#### [PROBLEM]
Return each line containing "text".

-- Begin EXCERPTED RECORDS --

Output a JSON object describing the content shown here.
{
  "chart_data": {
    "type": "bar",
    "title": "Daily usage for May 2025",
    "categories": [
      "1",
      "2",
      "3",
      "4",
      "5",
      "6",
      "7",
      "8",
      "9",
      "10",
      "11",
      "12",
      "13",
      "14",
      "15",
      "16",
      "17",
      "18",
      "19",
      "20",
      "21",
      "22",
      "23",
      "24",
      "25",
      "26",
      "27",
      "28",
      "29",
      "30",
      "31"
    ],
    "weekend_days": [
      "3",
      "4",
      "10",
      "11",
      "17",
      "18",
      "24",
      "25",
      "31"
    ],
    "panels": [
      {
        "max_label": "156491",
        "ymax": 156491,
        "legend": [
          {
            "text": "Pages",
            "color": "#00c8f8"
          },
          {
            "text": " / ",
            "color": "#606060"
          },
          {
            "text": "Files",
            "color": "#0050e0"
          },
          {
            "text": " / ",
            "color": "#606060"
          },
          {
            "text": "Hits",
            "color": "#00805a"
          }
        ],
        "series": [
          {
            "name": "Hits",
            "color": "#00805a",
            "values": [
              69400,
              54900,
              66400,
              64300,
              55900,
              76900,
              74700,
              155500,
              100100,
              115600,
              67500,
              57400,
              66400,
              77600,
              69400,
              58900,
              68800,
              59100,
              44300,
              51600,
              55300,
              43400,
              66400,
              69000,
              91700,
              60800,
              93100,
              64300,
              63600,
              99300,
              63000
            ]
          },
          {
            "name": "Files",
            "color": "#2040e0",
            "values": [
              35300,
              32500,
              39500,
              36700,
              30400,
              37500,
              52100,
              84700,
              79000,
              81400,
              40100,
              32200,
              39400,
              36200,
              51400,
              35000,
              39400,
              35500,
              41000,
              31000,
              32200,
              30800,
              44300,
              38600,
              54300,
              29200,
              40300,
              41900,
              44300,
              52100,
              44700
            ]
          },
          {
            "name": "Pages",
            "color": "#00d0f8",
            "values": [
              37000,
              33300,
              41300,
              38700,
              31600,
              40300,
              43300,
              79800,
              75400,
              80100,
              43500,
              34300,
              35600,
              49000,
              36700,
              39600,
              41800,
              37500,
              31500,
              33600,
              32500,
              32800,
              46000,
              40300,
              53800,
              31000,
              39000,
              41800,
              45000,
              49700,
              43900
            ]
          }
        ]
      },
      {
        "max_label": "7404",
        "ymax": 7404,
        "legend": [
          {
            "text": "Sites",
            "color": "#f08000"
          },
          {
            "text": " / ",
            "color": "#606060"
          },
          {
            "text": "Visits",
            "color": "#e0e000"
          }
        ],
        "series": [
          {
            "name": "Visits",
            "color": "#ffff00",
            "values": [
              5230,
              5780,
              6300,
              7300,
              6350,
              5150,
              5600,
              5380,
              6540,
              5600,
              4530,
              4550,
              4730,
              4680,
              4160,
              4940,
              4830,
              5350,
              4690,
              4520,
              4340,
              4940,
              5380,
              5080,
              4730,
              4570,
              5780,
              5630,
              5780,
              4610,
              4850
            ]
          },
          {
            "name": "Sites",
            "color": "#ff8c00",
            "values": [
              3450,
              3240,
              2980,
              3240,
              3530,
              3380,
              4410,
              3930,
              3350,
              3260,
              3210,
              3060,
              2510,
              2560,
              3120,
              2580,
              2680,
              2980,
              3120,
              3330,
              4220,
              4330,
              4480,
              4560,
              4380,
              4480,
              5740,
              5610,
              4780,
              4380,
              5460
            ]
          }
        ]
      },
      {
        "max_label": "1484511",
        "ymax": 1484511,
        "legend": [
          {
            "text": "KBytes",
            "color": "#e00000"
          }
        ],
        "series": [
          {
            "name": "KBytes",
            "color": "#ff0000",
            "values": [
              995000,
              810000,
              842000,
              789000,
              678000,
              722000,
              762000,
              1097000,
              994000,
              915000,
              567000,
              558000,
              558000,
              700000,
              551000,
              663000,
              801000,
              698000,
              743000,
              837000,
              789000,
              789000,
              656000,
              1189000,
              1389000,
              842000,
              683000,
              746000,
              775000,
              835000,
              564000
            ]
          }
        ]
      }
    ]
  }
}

-- End EXCERPTED RECORDS --
-- Begin EXCERPTED RECORDS --

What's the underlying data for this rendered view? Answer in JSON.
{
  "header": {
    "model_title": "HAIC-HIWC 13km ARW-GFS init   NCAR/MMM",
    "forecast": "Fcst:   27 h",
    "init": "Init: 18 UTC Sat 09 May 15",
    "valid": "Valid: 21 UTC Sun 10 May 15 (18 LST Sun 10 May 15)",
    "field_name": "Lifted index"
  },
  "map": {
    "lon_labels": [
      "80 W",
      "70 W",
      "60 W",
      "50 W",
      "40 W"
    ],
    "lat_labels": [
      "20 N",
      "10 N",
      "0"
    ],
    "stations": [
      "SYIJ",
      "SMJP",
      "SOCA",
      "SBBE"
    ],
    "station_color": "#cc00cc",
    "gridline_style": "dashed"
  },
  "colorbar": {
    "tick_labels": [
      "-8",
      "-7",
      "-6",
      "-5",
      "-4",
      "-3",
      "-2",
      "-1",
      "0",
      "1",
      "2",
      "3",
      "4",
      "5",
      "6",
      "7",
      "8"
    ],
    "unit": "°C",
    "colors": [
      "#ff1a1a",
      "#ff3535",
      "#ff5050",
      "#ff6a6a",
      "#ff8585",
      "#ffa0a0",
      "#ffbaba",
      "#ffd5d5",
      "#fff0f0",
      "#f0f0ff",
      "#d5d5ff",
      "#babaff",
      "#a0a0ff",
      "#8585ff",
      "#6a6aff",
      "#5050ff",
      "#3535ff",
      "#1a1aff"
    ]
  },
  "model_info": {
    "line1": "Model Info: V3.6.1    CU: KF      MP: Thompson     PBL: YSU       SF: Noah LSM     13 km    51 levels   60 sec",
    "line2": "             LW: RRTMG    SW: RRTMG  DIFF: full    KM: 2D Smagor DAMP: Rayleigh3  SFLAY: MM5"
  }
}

-- End EXCERPTED RECORDS --
-- Begin EXCERPTED RECORDS --

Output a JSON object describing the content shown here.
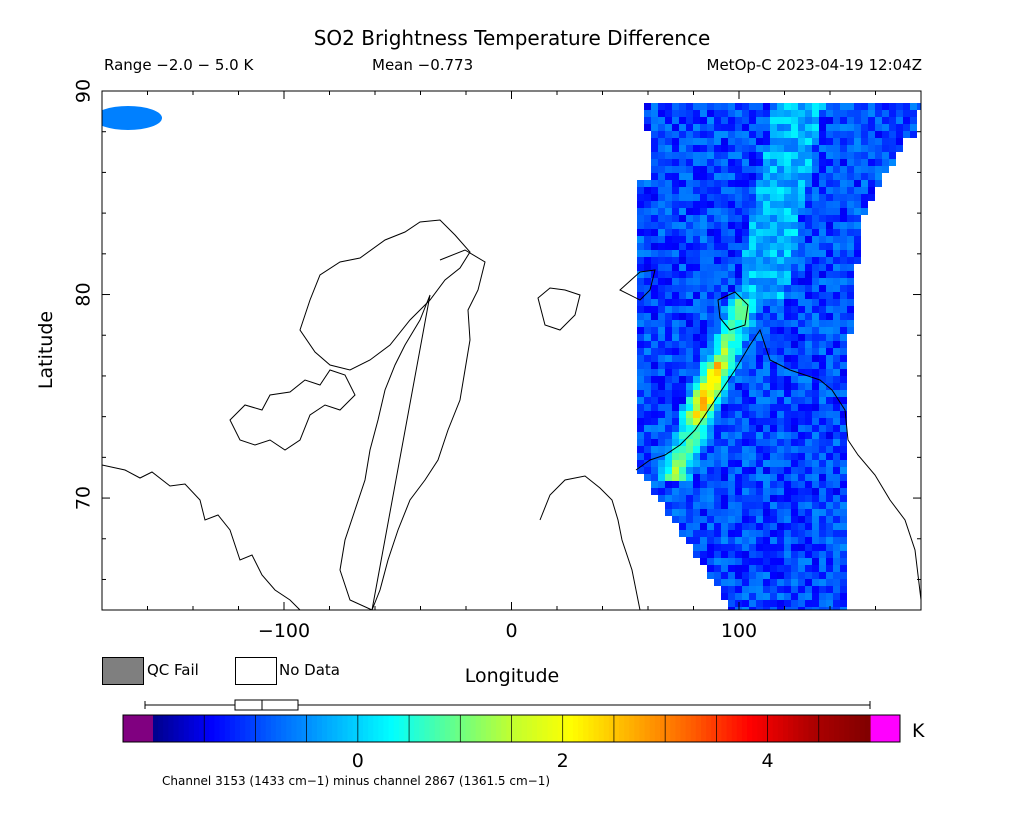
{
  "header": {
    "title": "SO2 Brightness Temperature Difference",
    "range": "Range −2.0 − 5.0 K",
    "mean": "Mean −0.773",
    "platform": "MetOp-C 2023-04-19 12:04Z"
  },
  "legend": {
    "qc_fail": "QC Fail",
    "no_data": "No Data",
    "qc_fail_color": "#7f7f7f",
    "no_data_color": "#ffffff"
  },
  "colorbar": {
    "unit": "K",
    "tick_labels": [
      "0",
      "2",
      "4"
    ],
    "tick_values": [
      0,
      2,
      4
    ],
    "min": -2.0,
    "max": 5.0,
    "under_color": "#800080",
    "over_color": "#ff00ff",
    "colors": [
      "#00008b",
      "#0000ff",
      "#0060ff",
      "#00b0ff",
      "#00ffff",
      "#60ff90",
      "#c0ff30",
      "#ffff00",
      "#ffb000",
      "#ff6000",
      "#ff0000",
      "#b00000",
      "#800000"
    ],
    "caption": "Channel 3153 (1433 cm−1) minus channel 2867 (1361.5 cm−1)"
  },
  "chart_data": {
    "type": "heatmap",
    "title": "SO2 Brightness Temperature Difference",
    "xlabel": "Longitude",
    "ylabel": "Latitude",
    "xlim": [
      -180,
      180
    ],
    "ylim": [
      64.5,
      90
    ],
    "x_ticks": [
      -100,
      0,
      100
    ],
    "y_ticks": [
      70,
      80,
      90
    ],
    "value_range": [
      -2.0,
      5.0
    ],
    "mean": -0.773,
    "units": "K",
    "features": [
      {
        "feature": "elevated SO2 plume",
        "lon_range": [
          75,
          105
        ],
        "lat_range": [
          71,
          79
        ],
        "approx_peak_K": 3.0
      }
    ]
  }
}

-- End EXCERPTED RECORDS --

#### [THE OUTPUT]
            "text": "Pages",
            "text": " / ",
            "text": "Files",
            "text": " / ",
            "text": "Hits",
            "text": "Sites",
            "text": " / ",
            "text": "Visits",
            "text": "KBytes",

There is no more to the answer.